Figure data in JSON

※

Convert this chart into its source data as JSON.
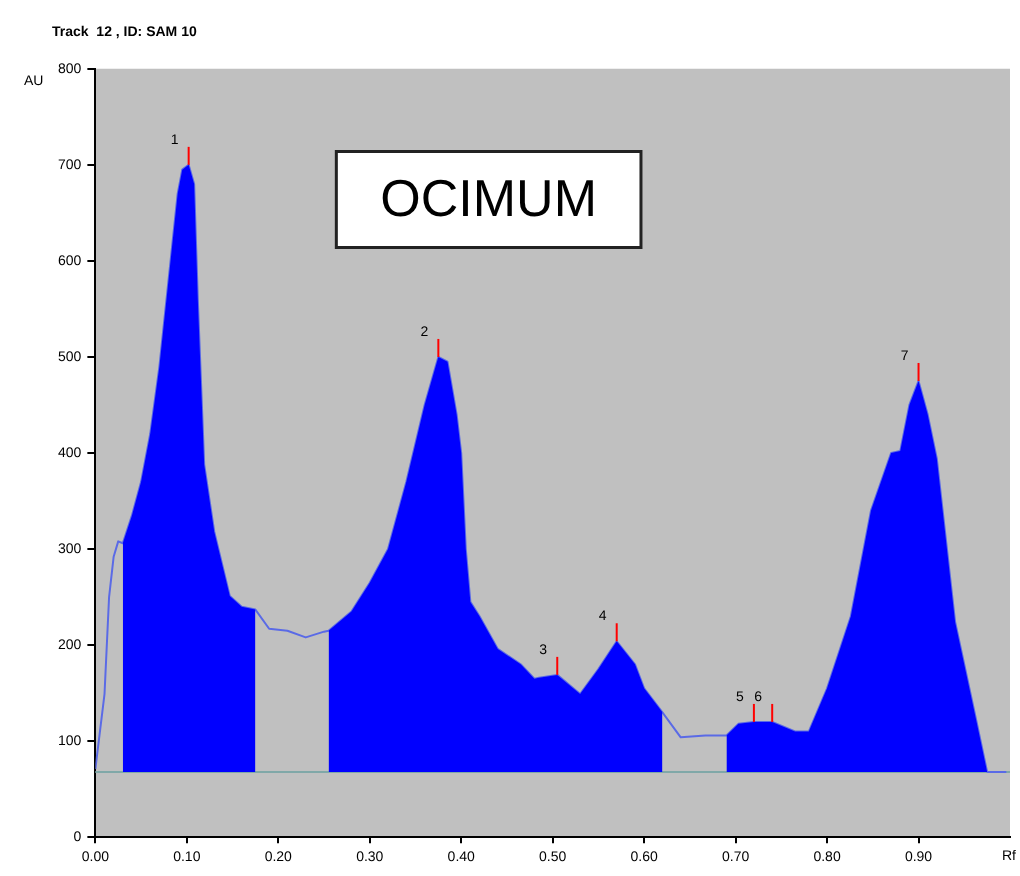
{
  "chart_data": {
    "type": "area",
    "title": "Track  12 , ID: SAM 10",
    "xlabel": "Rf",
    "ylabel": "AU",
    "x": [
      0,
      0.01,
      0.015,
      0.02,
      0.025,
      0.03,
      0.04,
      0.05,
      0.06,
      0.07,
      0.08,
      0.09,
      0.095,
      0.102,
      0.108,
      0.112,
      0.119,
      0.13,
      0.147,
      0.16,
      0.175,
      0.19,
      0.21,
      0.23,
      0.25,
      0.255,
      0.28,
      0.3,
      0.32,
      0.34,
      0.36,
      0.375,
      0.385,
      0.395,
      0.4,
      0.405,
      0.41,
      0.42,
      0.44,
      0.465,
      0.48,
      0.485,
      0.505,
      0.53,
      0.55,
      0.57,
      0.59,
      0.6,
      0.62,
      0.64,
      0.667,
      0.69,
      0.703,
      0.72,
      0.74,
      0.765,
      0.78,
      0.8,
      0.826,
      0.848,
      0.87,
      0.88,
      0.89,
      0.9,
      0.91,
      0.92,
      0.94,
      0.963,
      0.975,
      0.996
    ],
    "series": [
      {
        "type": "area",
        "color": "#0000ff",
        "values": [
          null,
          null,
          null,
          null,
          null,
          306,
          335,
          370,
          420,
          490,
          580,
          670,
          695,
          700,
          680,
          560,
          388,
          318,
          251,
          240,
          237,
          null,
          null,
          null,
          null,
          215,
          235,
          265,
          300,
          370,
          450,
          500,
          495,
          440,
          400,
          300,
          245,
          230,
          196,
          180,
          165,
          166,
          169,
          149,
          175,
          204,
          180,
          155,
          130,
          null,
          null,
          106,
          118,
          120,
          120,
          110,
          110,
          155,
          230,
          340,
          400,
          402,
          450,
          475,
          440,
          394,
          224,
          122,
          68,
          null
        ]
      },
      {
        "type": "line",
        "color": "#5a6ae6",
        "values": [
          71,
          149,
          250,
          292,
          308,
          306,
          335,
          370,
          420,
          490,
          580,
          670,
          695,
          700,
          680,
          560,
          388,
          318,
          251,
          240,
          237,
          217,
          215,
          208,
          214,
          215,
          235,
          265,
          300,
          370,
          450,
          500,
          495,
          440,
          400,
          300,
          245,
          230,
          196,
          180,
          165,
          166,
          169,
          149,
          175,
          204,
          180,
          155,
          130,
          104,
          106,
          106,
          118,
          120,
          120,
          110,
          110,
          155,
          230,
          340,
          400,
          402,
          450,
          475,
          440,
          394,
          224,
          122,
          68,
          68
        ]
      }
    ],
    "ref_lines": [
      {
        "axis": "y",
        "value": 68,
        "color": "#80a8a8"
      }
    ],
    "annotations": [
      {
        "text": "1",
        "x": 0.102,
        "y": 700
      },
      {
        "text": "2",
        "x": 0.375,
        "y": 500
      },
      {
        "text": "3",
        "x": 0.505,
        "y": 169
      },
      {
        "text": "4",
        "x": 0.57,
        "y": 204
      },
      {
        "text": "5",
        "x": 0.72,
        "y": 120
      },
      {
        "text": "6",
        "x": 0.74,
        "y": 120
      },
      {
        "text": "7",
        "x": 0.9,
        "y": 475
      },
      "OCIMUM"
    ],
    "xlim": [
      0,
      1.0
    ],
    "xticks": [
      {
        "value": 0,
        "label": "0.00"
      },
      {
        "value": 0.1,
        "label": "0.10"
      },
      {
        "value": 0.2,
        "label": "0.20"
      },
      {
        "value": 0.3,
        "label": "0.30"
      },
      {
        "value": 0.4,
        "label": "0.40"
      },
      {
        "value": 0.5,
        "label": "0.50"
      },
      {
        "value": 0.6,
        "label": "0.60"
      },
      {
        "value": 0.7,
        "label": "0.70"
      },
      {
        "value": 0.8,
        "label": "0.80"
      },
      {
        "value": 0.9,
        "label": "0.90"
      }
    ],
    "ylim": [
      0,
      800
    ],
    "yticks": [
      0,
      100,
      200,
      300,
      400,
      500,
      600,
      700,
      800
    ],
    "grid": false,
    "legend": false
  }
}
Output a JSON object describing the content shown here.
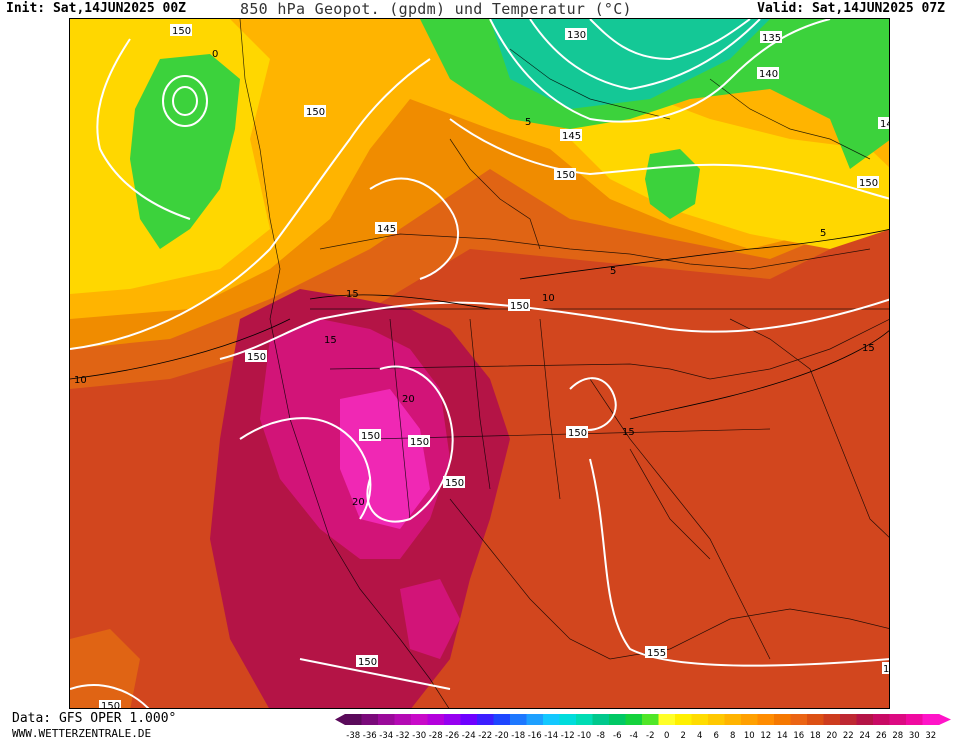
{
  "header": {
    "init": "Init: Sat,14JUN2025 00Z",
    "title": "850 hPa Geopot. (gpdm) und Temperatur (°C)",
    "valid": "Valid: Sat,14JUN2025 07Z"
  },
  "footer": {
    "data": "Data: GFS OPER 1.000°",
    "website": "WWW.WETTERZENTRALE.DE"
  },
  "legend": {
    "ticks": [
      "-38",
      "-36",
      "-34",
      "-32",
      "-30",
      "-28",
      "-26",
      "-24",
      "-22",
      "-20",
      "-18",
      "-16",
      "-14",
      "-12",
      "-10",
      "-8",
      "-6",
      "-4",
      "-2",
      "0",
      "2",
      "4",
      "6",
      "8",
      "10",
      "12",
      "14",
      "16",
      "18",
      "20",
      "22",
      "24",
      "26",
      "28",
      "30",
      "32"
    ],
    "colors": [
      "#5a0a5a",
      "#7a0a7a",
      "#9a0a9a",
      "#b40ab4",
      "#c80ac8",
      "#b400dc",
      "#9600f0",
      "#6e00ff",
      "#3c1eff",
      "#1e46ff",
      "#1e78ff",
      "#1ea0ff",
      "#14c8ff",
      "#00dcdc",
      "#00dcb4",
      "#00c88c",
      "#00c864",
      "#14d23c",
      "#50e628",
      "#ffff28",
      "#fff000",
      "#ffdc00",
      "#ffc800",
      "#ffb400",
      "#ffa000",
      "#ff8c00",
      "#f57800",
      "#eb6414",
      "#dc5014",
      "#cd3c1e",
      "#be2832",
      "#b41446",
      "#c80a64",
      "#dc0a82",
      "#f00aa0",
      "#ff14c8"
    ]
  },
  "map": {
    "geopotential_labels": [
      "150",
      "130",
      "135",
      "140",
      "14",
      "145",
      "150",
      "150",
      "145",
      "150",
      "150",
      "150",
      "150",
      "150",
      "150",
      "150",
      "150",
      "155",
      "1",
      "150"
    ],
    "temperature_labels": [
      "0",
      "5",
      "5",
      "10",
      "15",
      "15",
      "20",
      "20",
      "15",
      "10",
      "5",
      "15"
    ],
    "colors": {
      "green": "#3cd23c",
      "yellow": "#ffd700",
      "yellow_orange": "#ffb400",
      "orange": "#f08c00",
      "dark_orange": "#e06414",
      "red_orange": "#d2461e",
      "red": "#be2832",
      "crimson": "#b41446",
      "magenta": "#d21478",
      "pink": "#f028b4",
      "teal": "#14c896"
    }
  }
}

※

What to work on:
Copy out the entries verbatim and leave the images out.

Problem solution:
Convert this chart into its source data as JSON.
{
  "chart_data": {
    "type": "area",
    "title": "Track  12 , ID: SAM 10",
    "xlabel": "Rf",
    "ylabel": "AU",
    "x": [
      0,
      0.01,
      0.015,
      0.02,
      0.025,
      0.03,
      0.04,
      0.05,
      0.06,
      0.07,
      0.08,
      0.09,
      0.095,
      0.102,
      0.108,
      0.112,
      0.119,
      0.13,
      0.147,
      0.16,
      0.175,
      0.19,
      0.21,
      0.23,
      0.25,
      0.255,
      0.28,
      0.3,
      0.32,
      0.34,
      0.36,
      0.375,
      0.385,
      0.395,
      0.4,
      0.405,
      0.41,
      0.42,
      0.44,
      0.465,
      0.48,
      0.485,
      0.505,
      0.53,
      0.55,
      0.57,
      0.59,
      0.6,
      0.62,
      0.64,
      0.667,
      0.69,
      0.703,
      0.72,
      0.74,
      0.765,
      0.78,
      0.8,
      0.826,
      0.848,
      0.87,
      0.88,
      0.89,
      0.9,
      0.91,
      0.92,
      0.94,
      0.963,
      0.975,
      0.996
    ],
    "series": [
      {
        "type": "area",
        "color": "#0000ff",
        "values": [
          null,
          null,
          null,
          null,
          null,
          306,
          335,
          370,
          420,
          490,
          580,
          670,
          695,
          700,
          680,
          560,
          388,
          318,
          251,
          240,
          237,
          null,
          null,
          null,
          null,
          215,
          235,
          265,
          300,
          370,
          450,
          500,
          495,
          440,
          400,
          300,
          245,
          230,
          196,
          180,
          165,
          166,
          169,
          149,
          175,
          204,
          180,
          155,
          130,
          null,
          null,
          106,
          118,
          120,
          120,
          110,
          110,
          155,
          230,
          340,
          400,
          402,
          450,
          475,
          440,
          394,
          224,
          122,
          68,
          null
        ]
      },
      {
        "type": "line",
        "color": "#5a6ae6",
        "values": [
          71,
          149,
          250,
          292,
          308,
          306,
          335,
          370,
          420,
          490,
          580,
          670,
          695,
          700,
          680,
          560,
          388,
          318,
          251,
          240,
          237,
          217,
          215,
          208,
          214,
          215,
          235,
          265,
          300,
          370,
          450,
          500,
          495,
          440,
          400,
          300,
          245,
          230,
          196,
          180,
          165,
          166,
          169,
          149,
          175,
          204,
          180,
          155,
          130,
          104,
          106,
          106,
          118,
          120,
          120,
          110,
          110,
          155,
          230,
          340,
          400,
          402,
          450,
          475,
          440,
          394,
          224,
          122,
          68,
          68
        ]
      }
    ],
    "ref_lines": [
      {
        "axis": "y",
        "value": 68,
        "color": "#80a8a8"
      }
    ],
    "annotations": [
      {
        "text": "1",
        "x": 0.102,
        "y": 700
      },
      {
        "text": "2",
        "x": 0.375,
        "y": 500
      },
      {
        "text": "3",
        "x": 0.505,
        "y": 169
      },
      {
        "text": "4",
        "x": 0.57,
        "y": 204
      },
      {
        "text": "5",
        "x": 0.72,
        "y": 120
      },
      {
        "text": "6",
        "x": 0.74,
        "y": 120
      },
      {
        "text": "7",
        "x": 0.9,
        "y": 475
      },
      "OCIMUM"
    ],
    "xlim": [
      0,
      1.0
    ],
    "xticks": [
      {
        "value": 0,
        "label": "0.00"
      },
      {
        "value": 0.1,
        "label": "0.10"
      },
      {
        "value": 0.2,
        "label": "0.20"
      },
      {
        "value": 0.3,
        "label": "0.30"
      },
      {
        "value": 0.4,
        "label": "0.40"
      },
      {
        "value": 0.5,
        "label": "0.50"
      },
      {
        "value": 0.6,
        "label": "0.60"
      },
      {
        "value": 0.7,
        "label": "0.70"
      },
      {
        "value": 0.8,
        "label": "0.80"
      },
      {
        "value": 0.9,
        "label": "0.90"
      }
    ],
    "ylim": [
      0,
      800
    ],
    "yticks": [
      0,
      100,
      200,
      300,
      400,
      500,
      600,
      700,
      800
    ],
    "grid": false,
    "legend": false
  }
}
Output a JSON object describing the content shown here.
{
  "header": {
    "init": "Init: Sat,14JUN2025 00Z",
    "title": "850 hPa Geopot. (gpdm) und Temperatur (°C)",
    "valid": "Valid: Sat,14JUN2025 07Z"
  },
  "footer": {
    "data": "Data: GFS OPER 1.000°",
    "website": "WWW.WETTERZENTRALE.DE"
  },
  "legend": {
    "ticks": [
      "-38",
      "-36",
      "-34",
      "-32",
      "-30",
      "-28",
      "-26",
      "-24",
      "-22",
      "-20",
      "-18",
      "-16",
      "-14",
      "-12",
      "-10",
      "-8",
      "-6",
      "-4",
      "-2",
      "0",
      "2",
      "4",
      "6",
      "8",
      "10",
      "12",
      "14",
      "16",
      "18",
      "20",
      "22",
      "24",
      "26",
      "28",
      "30",
      "32"
    ],
    "colors": [
      "#5a0a5a",
      "#7a0a7a",
      "#9a0a9a",
      "#b40ab4",
      "#c80ac8",
      "#b400dc",
      "#9600f0",
      "#6e00ff",
      "#3c1eff",
      "#1e46ff",
      "#1e78ff",
      "#1ea0ff",
      "#14c8ff",
      "#00dcdc",
      "#00dcb4",
      "#00c88c",
      "#00c864",
      "#14d23c",
      "#50e628",
      "#ffff28",
      "#fff000",
      "#ffdc00",
      "#ffc800",
      "#ffb400",
      "#ffa000",
      "#ff8c00",
      "#f57800",
      "#eb6414",
      "#dc5014",
      "#cd3c1e",
      "#be2832",
      "#b41446",
      "#c80a64",
      "#dc0a82",
      "#f00aa0",
      "#ff14c8"
    ]
  },
  "map": {
    "geopotential_labels": [
      "150",
      "130",
      "135",
      "140",
      "14",
      "145",
      "150",
      "150",
      "145",
      "150",
      "150",
      "150",
      "150",
      "150",
      "150",
      "150",
      "150",
      "155",
      "1",
      "150"
    ],
    "temperature_labels": [
      "0",
      "5",
      "5",
      "10",
      "15",
      "15",
      "20",
      "20",
      "15",
      "10",
      "5",
      "15"
    ],
    "colors": {
      "green": "#3cd23c",
      "yellow": "#ffd700",
      "yellow_orange": "#ffb400",
      "orange": "#f08c00",
      "dark_orange": "#e06414",
      "red_orange": "#d2461e",
      "red": "#be2832",
      "crimson": "#b41446",
      "magenta": "#d21478",
      "pink": "#f028b4",
      "teal": "#14c896"
    }
  }
}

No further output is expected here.